Direction :: Tally the lines with the word "Lutowskiego" and report the number alone.

Extracted data entries ::

========================================

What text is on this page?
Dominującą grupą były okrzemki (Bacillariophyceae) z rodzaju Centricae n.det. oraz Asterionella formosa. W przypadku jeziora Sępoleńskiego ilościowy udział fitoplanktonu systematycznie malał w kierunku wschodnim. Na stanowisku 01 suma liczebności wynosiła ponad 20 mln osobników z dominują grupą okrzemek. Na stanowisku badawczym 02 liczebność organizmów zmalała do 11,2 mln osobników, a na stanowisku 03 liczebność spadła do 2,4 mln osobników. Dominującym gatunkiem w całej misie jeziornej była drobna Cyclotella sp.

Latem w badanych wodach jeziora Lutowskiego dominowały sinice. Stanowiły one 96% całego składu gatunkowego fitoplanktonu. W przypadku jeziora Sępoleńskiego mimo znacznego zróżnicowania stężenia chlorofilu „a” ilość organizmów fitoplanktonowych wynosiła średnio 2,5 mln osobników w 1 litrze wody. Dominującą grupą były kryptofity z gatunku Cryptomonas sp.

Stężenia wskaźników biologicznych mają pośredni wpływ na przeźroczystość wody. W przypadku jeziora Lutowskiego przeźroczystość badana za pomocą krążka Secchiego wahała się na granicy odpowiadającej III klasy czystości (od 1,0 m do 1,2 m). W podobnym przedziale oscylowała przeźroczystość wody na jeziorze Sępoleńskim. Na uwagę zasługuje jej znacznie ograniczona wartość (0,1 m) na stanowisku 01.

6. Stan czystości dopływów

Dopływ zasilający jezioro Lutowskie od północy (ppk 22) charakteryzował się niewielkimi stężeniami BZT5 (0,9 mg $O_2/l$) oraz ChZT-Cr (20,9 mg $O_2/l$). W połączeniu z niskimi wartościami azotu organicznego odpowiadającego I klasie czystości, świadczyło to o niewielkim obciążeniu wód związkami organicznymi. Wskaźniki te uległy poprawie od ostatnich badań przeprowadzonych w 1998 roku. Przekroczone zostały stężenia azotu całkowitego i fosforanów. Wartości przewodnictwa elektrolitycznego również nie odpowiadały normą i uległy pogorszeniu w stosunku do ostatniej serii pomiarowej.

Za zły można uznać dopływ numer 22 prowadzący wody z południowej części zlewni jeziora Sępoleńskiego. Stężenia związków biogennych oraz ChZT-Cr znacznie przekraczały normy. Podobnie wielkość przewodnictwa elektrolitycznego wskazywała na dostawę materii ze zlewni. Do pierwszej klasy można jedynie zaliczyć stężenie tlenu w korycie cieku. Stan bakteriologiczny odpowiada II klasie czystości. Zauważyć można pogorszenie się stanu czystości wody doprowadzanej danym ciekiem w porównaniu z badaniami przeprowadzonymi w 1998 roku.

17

========================================

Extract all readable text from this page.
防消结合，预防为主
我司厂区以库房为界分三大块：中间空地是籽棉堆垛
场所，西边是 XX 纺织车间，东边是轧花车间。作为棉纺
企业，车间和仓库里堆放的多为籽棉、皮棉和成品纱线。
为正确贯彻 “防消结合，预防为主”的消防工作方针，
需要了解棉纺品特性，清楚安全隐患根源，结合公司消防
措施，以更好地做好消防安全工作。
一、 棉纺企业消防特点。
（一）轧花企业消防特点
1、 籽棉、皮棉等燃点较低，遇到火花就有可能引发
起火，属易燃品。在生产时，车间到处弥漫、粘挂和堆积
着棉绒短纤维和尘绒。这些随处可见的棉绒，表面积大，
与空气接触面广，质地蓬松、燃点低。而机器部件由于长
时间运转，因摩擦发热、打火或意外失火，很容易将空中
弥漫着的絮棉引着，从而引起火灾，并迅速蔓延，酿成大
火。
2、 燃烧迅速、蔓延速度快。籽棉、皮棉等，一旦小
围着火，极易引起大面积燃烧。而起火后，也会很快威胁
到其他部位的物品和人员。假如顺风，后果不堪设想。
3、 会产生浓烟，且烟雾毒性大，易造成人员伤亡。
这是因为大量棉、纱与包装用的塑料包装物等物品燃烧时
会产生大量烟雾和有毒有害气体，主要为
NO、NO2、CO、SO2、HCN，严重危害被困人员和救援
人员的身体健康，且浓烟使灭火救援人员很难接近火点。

========================================

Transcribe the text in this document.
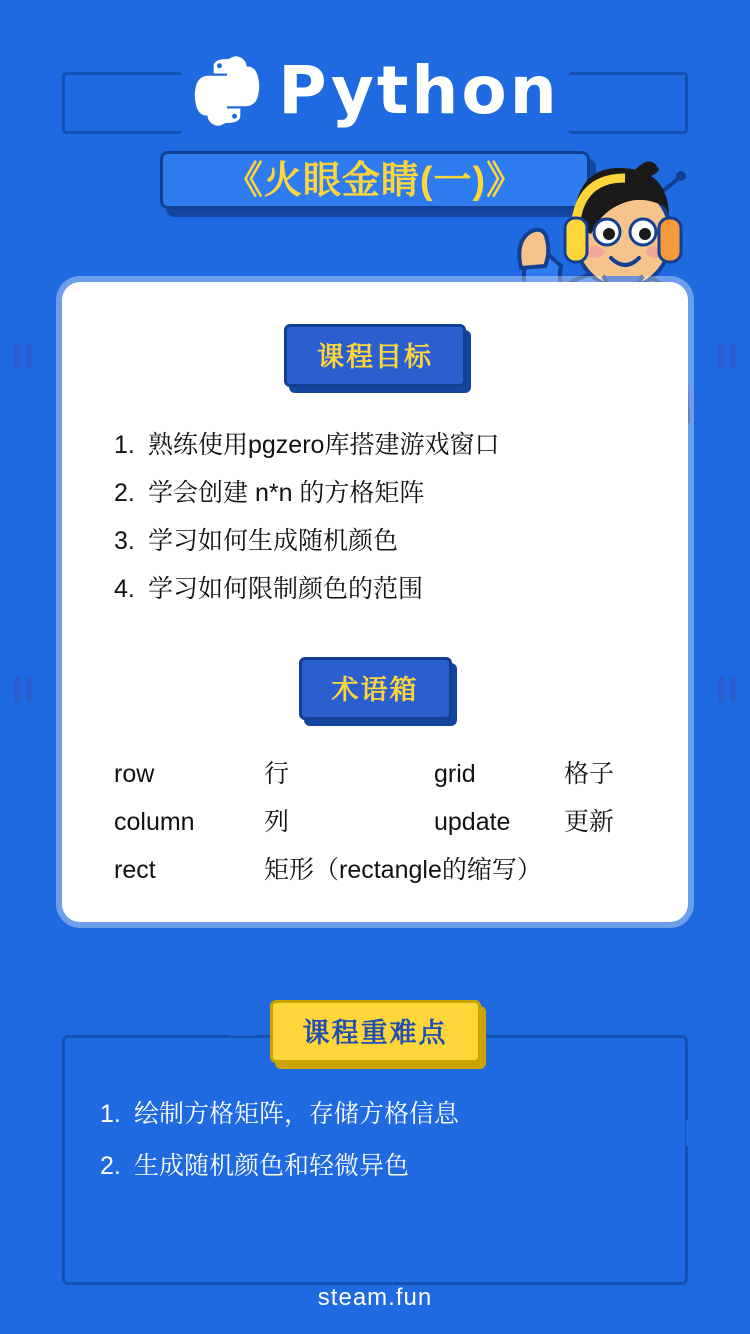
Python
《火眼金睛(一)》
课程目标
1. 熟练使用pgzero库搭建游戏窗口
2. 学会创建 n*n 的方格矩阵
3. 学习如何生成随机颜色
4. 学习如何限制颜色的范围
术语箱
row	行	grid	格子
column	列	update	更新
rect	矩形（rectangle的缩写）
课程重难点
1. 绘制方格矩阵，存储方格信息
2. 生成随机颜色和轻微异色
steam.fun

========================================

Worked solution :: 2